Passage shown:
# Case 580C Manual shuttle shifting malfunction



## lonetech05 (Jun 9, 2012)

I am working on manual shuttle shift that was stalling the engine when forward was selected. When neutral was selected it was in reverse.
I pulled the shuttle shifter and found that the forward/reverse synchros were damaged and if I slid the synchro forward I could not turn the input shaft by hand and the input pinion shaft would want to tilt upwards like a bearing or bushing was severely worn.
Upon disassembling I found that the synchro retainer spring for the three guides/keys on the reverse side was broken as well as the severely worn brass synchros.
I also found that the needle bearing that is supposed to be in the input pinion shaft was gone.
Ordered the necessary parts, cleaned up the rough edges and reassembled. 
The problem I have now is I cannot turn the input shaft in forward or reverse.
Neutral I can spin it. Did I miss something? I don't have a lot of experience with this equipment.


----------



## RC Wells (Dec 26, 2008)

My presumption is the shuttle unit shown here (and subsequent three pages) is the same as yours: http://www.epsstore.com/index.php/transmission/shuttles/case-shuttles/case-power-shuttle.html

If that is the situation, the unit must be assembled and installed, then pressurized by the hydraulic system to release the clutch packs to have forward and reverse function.


----------



## lonetech05 (Jun 9, 2012)

Thanks for the replay RC Wells. I have a manual shuttle as pictured here:

https://www.colemanequip.com/parts/...E-INPUT-GEAR-2-SPEED-MECHANICAL-SHUTTLE-0Ynv/

I am going to install it and see how it goes. I have completely disassembled the shuttle and inspected all bearings and gears and replaced what was damaged. The only thing that I didn't replace due to cost was the input pinion shaft/gear or the output pinion shaft gear. The guide teeth are a little chewed up but I filed the ridges off the sides so that the synchro sleeve wouldn't clash. I have smooth engagement in both directions.


----------



## RC Wells (Dec 26, 2008)

That should turn freely. Check the slider on your range output shaft, sounds like it is missing a ring or snap ring on the two speed allowing the slider to engage two gears at once.


----------



## lonetech05 (Jun 9, 2012)

Given information:

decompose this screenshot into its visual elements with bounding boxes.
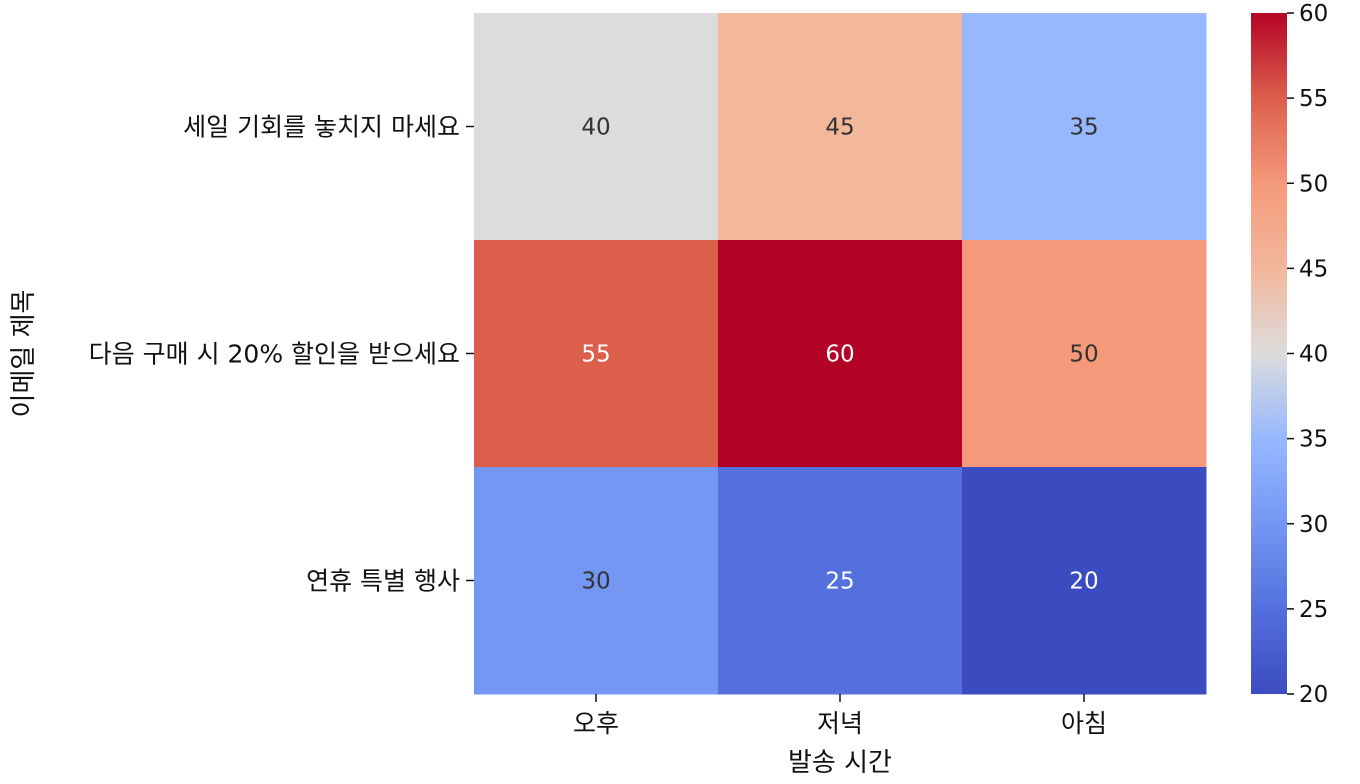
cell-value-label: 55 [581,342,610,368]
cell-value-label: 50 [1069,342,1098,368]
cell-value-label: 30 [581,569,610,595]
x-tick-label: 아침 [1061,709,1107,738]
heatmap-cell [474,240,719,468]
heatmap-cell [718,240,963,468]
colorbar-tick-label: 55 [1299,86,1328,112]
cell-value-label: 40 [581,115,610,141]
colorbar-tick-label: 60 [1299,1,1328,27]
y-axis-label: 이메일 제목 [9,290,39,418]
heatmap-cell [718,13,963,241]
colorbar-tick-label: 30 [1299,512,1328,538]
cell-value-label: 35 [1069,115,1098,141]
colorbar [1251,13,1287,694]
heatmap-cell [718,467,963,695]
colorbar-tick-label: 25 [1299,597,1328,623]
cell-value-label: 20 [1069,569,1098,595]
colorbar-tick-label: 45 [1299,256,1328,282]
heatmap-cell [962,240,1207,468]
cell-value-label: 25 [825,569,854,595]
colorbar-tick-label: 50 [1299,171,1328,197]
heatmap-cell [962,13,1207,241]
heatmap-cell [962,467,1207,695]
x-tick-label: 오후 [573,709,619,738]
colorbar-tick-label: 35 [1299,427,1328,453]
cell-value-label: 45 [825,115,854,141]
heatmap-cell [474,467,719,695]
colorbar-tick-label: 40 [1299,342,1328,368]
x-axis-label: 발송 시간 [788,748,892,778]
y-tick-label: 세일 기회를 놓치지 마세요 [183,113,460,142]
heatmap-cell [474,13,719,241]
cell-value-label: 60 [825,342,854,368]
x-tick-label: 저녁 [817,709,863,738]
y-tick-label: 연휴 특별 행사 [306,567,460,596]
colorbar-tick-label: 20 [1299,682,1328,708]
y-tick-label: 다음 구매 시 20% 할인을 받으세요 [89,340,460,369]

Written task: Rewrite the passage of the shuttle shifting thread above that begins at the words "# Case 580C" and stops after "forward or reverse.", replacing "needle bearing" with "roller bearing".

The response:
# Case 580C Manual shuttle shifting malfunction



## lonetech05 (Jun 9, 2012)

I am working on manual shuttle shift that was stalling the engine when forward was selected. When neutral was selected it was in reverse.
I pulled the shuttle shifter and found that the forward/reverse synchros were damaged and if I slid the synchro forward I could not turn the input shaft by hand and the input pinion shaft would want to tilt upwards like a bearing or bushing was severely worn.
Upon disassembling I found that the synchro retainer spring for the three guides/keys on the reverse side was broken as well as the severely worn brass synchros.
I also found that the roller bearing that is supposed to be in the input pinion shaft was gone.
Ordered the necessary parts, cleaned up the rough edges and reassembled. 
The problem I have now is I cannot turn the input shaft in forward or reverse.